SELECTED PASSAGE:
───

FederatedAI / KubeFATE

Manage federated learning workload using cloud native technologies.
Apache License 2.0
418 stars 222 forks source link

Failure of job submit #784

Open Jason-wwww opened 1 year ago

Jason-wwww commented 1 year ago

What deployment mode you are use?

  1. docker-compose;

What KubeFATE and FATE version you are using? 1.9.0 MUST Please state the KubeFATE and FATE version you found the issue 1.9.0 What OS you are using for docker-compse or Kubernetes? Please also clear the version of OS.

To Reproduce

Refer to https://github.com/FederatedAI/KubeFATE/blob/master/docker-deploy/README.md flow job submit -d fateflow/examples/lr/test_hetero_lr_job_dsl.json -c fateflow/examples/lr/test_hetero_lr_job_conf.json

What happen? Get error of job submit: { "jobId": "202210210745344412160", "retcode": 103, "retmsg": "Traceback (most recent call last):\n File \"/data/projects/fate/fateflow/python/fate_flow/scheduler/dag_scheduler.py\", line 142, in submit\n raise Exception(\"create job failed\", response)\nException: ('create job failed', {'guest': {9999: {'data': {'job_id': '202210210745344412160'}, 'retcode': 103, 'retmsg': 'max cores per job is 4 base on (fate_flow/settings#MAX_CORES_PERCENT_PER_JOB * conf/service_conf.yaml#nodes * conf/service_conf.yaml#cores_per_node), expect 8 cores, please use task_cores job parameters to set request task cores or you can customize it with eggroll_run job parameters, default value is fate_flow/settings.py#DEFAULT_TASK_CORES_PER_NODE, refer fate_flow/examples/simple/simple_job_conf.json'}}, 'host': {10000: {'data': {'job_id': '202210210745344412160'}, 'retcode': 103, 'retmsg': 'max cores per job is 4 base on (fate_flow/settings#MAX_CORES_PERCENT_PER_JOB * conf/service_conf.yaml#nodes * conf/service_conf.yaml#cores_per_node), expect 8 cores, please use task_cores job parameters to set request task cores or you can customize it with eggroll_run job parameters, default value is fate_flow/settings.py#DEFAULT_TASK_CORES_PER_NODE, refer fate_flow/examples/simple/simple_job_conf.json'}}, 'arbiter': {10000: {'data': {'components': {'data_transform_0': {'need_run': False}, 'evaluation_0': {'need_run': True}, 'hetero_feature_binning_0': {'need_run': False}, 'hetero_feature_selection_0': {'need_run': False}, 'hetero_lr_0': {'need_run': True}, 'intersection_0': {'need_run': False}, 'reader_0': {'need_run': False}}}, 'retcode': 0, 'retmsg': 'success'}}})\n" }

owlet42 commented 1 year ago

The job you perform has resource requirements, and you need to allocate more resources to FATE. You can modify compute_core=4 in parties.conf to configure more resources for the FATE cluster.

───

WHAT IS ASKED: Write out the part of the KubeFATE issue thread from "Apache License 2.0" to "you are use?". Work only from the KubeFATE issue thread.

MATERIAL PROVIDED:
───

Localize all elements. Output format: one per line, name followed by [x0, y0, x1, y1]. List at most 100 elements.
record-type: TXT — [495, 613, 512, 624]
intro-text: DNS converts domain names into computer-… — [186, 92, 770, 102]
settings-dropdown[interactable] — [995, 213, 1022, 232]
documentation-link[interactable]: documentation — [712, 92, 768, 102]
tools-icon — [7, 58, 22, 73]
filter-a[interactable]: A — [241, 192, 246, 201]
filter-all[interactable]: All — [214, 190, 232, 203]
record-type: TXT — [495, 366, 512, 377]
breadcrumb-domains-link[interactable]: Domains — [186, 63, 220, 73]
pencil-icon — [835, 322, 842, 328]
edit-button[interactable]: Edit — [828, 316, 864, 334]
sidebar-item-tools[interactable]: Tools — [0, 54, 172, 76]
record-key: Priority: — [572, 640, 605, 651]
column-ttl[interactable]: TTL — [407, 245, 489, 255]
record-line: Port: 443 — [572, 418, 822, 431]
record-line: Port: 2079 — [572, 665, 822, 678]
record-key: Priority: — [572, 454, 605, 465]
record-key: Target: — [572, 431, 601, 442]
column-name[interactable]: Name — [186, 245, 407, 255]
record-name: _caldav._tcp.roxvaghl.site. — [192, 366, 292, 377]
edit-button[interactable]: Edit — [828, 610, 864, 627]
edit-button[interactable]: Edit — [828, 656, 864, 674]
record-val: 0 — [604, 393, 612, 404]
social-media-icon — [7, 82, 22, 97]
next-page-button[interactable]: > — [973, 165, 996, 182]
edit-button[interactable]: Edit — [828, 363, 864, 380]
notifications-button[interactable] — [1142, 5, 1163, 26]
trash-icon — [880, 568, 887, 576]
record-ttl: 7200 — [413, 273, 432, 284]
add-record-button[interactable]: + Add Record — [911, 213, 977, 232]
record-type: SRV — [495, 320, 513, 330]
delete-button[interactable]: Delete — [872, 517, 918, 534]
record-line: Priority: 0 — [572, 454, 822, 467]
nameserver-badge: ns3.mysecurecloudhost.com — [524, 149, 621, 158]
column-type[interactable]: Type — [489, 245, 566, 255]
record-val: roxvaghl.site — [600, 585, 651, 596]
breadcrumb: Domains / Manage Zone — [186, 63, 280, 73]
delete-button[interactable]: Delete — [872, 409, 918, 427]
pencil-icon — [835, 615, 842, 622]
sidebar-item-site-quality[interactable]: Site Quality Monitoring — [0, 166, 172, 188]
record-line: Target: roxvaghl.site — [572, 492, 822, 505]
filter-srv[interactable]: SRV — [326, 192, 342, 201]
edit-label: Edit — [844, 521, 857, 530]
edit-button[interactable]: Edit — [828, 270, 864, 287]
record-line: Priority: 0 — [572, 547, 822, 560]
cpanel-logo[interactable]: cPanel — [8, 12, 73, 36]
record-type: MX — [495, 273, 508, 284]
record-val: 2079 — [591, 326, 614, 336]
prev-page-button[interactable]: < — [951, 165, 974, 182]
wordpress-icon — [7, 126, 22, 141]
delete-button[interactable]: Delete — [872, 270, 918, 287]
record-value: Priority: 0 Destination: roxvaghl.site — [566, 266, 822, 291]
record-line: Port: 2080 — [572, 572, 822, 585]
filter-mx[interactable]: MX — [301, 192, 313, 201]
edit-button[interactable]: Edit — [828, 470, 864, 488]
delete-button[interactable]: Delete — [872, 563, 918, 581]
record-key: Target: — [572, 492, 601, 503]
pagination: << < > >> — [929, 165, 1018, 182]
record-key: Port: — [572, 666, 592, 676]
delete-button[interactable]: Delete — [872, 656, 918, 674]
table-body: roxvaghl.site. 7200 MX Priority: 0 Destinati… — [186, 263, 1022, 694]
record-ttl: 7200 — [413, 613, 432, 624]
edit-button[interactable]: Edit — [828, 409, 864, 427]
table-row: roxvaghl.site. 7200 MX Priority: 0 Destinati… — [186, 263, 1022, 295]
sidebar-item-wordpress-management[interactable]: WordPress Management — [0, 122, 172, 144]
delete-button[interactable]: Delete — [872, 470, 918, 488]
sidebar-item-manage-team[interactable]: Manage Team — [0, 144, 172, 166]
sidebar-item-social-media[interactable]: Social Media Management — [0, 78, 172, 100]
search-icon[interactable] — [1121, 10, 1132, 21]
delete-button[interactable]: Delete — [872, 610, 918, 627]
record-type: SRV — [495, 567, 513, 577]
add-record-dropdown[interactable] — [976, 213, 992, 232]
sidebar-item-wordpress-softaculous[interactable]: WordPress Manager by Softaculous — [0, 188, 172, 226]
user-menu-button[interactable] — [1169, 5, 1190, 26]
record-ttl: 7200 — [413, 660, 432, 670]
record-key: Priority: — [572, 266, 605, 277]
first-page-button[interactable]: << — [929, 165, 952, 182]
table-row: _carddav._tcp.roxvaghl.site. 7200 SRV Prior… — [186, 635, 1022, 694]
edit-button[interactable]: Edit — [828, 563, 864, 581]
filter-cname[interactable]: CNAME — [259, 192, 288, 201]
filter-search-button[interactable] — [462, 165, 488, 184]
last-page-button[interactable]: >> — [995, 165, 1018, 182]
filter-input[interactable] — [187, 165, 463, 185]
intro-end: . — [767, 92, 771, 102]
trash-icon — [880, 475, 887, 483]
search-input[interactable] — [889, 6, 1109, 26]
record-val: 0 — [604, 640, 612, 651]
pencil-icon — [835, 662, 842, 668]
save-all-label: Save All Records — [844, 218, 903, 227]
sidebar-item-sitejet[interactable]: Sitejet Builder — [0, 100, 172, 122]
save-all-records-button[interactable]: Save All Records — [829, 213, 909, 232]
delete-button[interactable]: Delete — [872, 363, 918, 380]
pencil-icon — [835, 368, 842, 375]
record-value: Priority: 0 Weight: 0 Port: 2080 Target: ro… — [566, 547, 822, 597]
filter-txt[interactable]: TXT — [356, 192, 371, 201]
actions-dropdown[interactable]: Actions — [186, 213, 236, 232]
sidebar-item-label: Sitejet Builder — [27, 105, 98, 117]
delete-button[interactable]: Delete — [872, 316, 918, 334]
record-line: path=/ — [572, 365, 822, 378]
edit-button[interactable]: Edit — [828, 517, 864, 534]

───

SOLUTION TO THIS EXERCISE:
Apache License 2.0
418 stars 222 forks source link

Failure of job submit #784

Open Jason-wwww opened 1 year ago

Jason-wwww commented 1 year ago

What deployment mode you are use?